Stored items from a collection:
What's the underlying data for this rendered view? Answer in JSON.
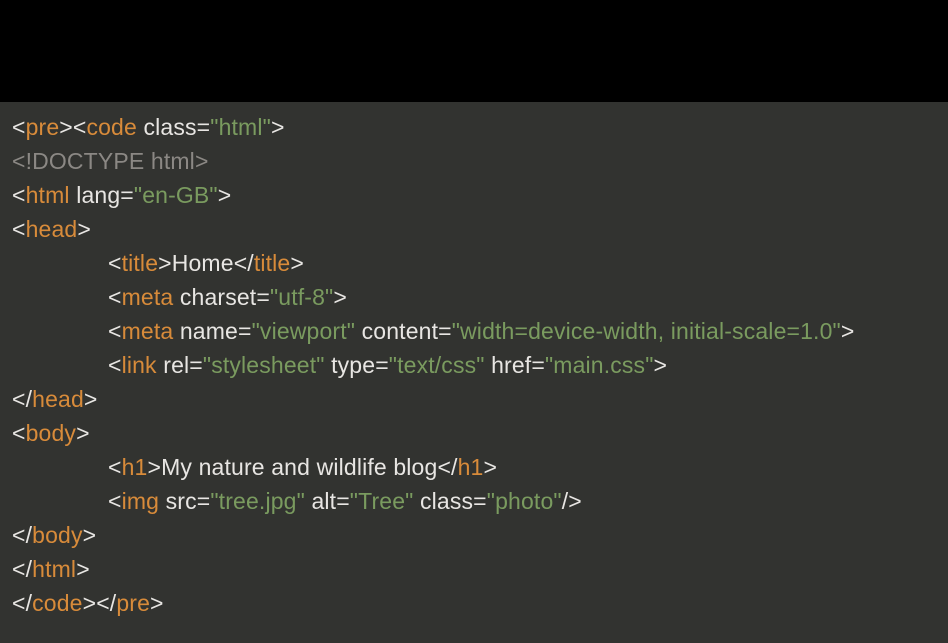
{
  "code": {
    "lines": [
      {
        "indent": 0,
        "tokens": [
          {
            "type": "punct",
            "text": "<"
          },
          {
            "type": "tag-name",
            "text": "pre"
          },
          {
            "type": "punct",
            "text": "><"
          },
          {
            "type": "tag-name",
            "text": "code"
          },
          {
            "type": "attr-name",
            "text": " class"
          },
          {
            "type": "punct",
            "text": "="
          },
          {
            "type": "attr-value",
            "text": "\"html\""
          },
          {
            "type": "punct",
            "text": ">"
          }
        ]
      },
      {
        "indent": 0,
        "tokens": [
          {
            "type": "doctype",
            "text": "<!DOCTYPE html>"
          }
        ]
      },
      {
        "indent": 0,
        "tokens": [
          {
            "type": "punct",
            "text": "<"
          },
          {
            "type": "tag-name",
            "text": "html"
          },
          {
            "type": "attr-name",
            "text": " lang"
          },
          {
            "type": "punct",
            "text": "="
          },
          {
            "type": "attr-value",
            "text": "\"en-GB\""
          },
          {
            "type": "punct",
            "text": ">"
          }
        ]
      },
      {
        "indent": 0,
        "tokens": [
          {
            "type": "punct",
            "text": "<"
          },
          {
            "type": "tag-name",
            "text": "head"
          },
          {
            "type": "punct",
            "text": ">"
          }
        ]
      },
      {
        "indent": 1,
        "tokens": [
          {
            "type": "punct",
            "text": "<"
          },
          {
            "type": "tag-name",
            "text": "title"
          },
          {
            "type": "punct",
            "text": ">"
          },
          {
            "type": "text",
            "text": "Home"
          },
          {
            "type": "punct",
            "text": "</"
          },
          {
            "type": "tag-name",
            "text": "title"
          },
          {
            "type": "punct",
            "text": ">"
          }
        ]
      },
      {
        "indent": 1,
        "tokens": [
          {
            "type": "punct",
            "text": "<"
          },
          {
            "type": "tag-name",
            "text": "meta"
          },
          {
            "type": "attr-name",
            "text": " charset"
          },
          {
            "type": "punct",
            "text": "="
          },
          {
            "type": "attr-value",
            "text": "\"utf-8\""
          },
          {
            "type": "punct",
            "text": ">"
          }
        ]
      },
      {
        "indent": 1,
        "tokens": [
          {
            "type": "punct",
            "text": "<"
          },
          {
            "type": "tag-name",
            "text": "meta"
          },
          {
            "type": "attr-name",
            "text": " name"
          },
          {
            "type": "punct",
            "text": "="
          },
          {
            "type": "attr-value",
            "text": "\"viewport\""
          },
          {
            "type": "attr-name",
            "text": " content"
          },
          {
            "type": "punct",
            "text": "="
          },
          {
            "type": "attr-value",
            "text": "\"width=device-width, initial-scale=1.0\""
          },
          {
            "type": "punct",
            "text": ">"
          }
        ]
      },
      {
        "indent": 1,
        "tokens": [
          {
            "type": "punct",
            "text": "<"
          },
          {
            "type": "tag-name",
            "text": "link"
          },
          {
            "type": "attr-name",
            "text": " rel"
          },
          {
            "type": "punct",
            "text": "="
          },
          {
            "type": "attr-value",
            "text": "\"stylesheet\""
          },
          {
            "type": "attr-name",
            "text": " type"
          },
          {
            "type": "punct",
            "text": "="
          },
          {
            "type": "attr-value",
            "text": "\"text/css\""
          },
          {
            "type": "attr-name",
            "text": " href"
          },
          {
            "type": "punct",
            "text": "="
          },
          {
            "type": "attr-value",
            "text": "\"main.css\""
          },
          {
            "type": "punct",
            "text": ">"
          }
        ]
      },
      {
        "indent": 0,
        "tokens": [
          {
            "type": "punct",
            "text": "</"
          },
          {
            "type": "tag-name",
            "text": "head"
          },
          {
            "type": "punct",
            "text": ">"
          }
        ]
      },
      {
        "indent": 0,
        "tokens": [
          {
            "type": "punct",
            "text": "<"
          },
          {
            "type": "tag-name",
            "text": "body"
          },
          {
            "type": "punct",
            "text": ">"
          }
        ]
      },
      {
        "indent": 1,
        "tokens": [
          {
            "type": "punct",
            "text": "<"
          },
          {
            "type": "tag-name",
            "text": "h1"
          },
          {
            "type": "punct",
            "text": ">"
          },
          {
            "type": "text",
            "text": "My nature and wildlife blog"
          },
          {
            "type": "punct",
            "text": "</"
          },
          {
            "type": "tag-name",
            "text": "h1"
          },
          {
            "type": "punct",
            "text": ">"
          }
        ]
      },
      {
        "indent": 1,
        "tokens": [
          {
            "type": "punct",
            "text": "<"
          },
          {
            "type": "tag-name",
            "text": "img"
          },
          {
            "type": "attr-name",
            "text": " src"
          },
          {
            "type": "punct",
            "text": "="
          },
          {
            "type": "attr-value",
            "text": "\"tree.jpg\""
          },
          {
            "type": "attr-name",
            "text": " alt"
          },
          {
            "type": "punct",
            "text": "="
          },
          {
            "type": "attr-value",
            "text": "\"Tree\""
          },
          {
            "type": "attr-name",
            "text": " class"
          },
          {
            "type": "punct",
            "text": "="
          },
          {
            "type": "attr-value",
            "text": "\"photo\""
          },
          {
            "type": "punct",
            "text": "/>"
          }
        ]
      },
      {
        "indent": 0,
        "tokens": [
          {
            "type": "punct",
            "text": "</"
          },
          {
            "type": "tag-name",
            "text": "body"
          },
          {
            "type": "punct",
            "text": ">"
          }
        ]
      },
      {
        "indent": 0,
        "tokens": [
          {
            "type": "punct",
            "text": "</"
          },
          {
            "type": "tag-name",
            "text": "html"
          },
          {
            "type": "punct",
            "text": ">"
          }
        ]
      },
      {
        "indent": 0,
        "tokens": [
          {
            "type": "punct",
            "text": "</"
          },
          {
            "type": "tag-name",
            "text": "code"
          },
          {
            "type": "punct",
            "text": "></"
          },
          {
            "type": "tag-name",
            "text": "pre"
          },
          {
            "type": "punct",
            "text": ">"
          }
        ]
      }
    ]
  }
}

==

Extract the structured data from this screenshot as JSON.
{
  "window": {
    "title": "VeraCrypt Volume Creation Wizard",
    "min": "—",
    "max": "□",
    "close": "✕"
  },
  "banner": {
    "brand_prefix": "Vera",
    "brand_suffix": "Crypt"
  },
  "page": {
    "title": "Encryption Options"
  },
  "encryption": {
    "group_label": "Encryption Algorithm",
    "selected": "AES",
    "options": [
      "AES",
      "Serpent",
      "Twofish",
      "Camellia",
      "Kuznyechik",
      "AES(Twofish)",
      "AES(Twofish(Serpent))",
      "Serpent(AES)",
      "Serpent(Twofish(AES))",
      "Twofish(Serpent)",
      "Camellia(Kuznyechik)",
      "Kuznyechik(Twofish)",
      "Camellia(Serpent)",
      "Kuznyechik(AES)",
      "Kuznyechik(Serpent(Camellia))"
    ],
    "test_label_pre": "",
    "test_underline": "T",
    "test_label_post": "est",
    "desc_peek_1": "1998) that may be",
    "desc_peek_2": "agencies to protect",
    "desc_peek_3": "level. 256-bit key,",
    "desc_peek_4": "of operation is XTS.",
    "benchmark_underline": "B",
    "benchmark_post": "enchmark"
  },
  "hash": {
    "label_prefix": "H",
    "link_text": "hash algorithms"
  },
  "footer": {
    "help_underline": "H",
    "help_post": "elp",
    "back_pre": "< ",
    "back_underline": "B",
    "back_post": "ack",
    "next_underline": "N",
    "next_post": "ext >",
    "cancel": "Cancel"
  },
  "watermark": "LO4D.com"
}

WHAT TO DO = Each line in the entries above that includes the string "html" should be extracted.

REPLY TO THE TASK =
            "text": "\"html\""
            "text": "<!DOCTYPE html>"
            "text": "html"
            "text": "html"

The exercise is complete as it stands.